- _Task description_:
In the listing below, find every line with the string "bisnis" and pull it out.

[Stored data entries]
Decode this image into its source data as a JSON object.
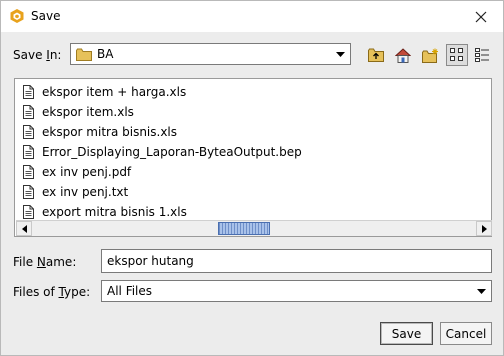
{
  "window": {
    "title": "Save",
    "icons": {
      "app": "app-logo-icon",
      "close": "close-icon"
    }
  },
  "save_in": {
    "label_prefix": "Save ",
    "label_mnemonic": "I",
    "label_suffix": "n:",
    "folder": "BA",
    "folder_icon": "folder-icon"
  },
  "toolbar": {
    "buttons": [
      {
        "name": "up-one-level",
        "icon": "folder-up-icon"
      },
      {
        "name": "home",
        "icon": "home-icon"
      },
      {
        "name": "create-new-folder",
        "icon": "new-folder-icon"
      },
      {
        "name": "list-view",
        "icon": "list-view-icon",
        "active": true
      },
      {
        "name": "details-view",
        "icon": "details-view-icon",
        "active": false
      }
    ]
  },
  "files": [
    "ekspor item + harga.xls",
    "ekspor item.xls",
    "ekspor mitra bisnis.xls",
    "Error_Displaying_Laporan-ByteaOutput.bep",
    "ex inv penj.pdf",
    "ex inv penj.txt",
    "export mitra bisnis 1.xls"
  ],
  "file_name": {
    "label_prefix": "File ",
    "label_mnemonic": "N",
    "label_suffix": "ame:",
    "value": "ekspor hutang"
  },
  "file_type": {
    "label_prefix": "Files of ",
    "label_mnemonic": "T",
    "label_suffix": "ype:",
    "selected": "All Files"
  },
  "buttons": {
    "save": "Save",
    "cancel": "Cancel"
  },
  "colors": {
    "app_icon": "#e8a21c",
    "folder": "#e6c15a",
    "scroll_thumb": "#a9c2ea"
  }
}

* * *

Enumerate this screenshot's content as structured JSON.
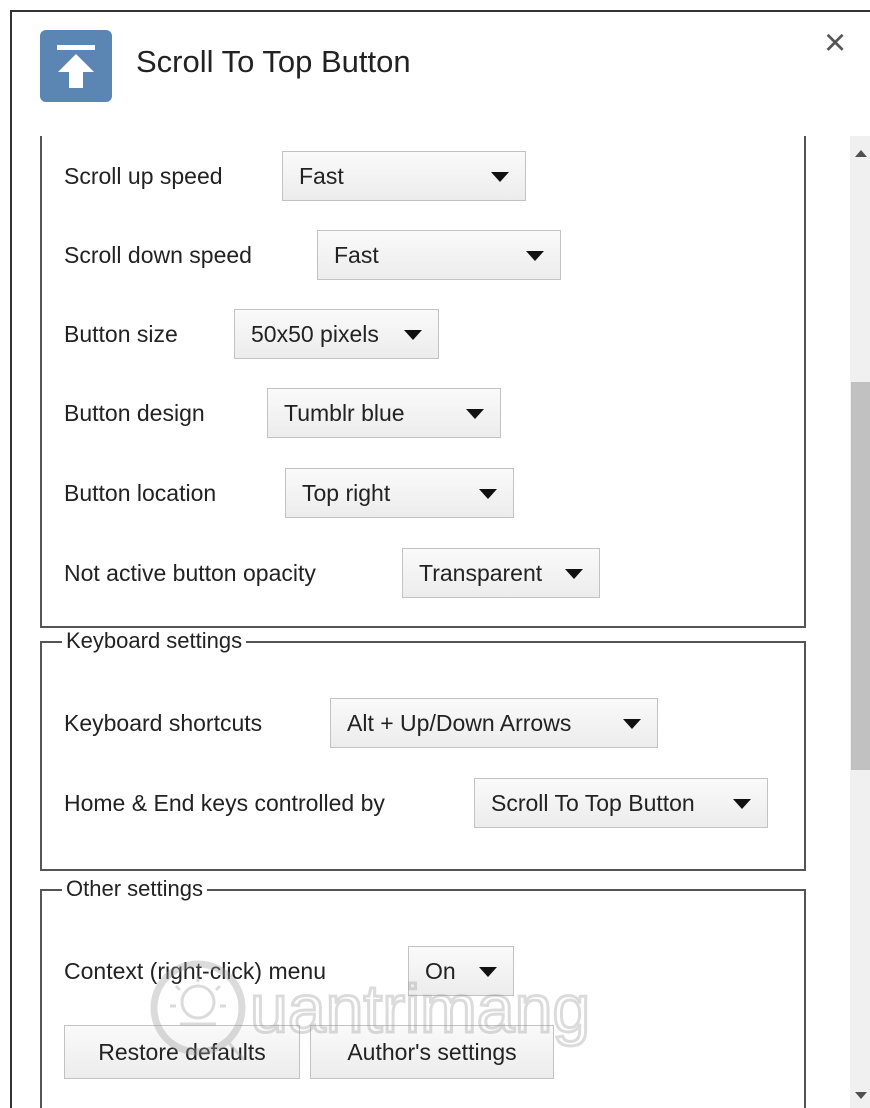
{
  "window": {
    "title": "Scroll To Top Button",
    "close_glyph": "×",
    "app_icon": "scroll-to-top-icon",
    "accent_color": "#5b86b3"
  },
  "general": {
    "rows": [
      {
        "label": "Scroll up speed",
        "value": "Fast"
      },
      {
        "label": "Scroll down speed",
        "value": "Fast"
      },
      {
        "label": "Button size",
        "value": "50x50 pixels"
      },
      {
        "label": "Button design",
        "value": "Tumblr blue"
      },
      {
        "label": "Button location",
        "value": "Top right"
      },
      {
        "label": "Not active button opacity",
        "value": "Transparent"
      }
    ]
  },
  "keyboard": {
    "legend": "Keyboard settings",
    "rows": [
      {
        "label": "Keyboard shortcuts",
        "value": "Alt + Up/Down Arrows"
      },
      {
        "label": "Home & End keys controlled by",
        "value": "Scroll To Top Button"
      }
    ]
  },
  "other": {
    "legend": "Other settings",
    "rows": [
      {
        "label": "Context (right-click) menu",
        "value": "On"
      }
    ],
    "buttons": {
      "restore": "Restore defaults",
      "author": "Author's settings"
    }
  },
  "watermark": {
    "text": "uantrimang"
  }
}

- _Complete response_:
    "ekspor mitra bisnis.xls",
    "export mitra bisnis 1.xls"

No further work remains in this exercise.